Given request
Read the entries below and pull out each line with the string "Settings".

>> begin Material provided

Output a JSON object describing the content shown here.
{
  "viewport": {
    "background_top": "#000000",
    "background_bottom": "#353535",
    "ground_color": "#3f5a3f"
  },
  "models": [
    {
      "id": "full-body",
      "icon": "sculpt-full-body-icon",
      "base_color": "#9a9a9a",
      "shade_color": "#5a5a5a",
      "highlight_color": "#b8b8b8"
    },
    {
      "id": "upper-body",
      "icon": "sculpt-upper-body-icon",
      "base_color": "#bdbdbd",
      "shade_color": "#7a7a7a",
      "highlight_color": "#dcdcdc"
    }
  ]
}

>> end Material provided
>> begin Material provided

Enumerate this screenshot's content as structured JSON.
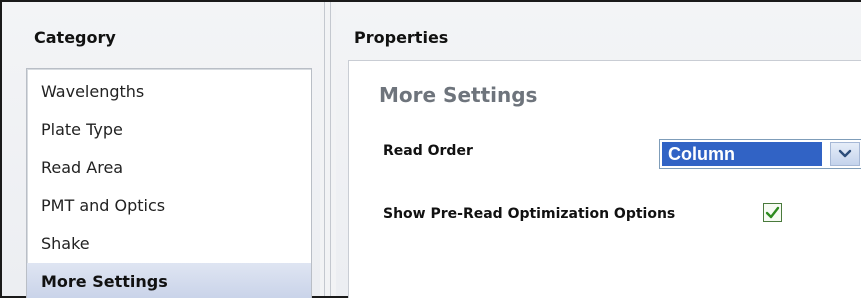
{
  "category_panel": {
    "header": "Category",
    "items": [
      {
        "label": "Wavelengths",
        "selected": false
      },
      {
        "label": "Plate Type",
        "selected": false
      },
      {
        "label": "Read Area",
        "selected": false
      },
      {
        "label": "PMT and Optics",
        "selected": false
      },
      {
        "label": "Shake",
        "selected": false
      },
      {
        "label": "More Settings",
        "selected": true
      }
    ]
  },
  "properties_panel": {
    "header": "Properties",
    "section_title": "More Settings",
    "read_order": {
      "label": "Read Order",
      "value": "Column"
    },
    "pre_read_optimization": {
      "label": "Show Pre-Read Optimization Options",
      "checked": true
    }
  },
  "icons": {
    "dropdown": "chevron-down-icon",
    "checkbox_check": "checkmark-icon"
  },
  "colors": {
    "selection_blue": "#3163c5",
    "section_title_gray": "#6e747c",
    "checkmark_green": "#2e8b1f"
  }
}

>> end Material provided

Written solution
        "label": "More Settings",
    "section_title": "More Settings",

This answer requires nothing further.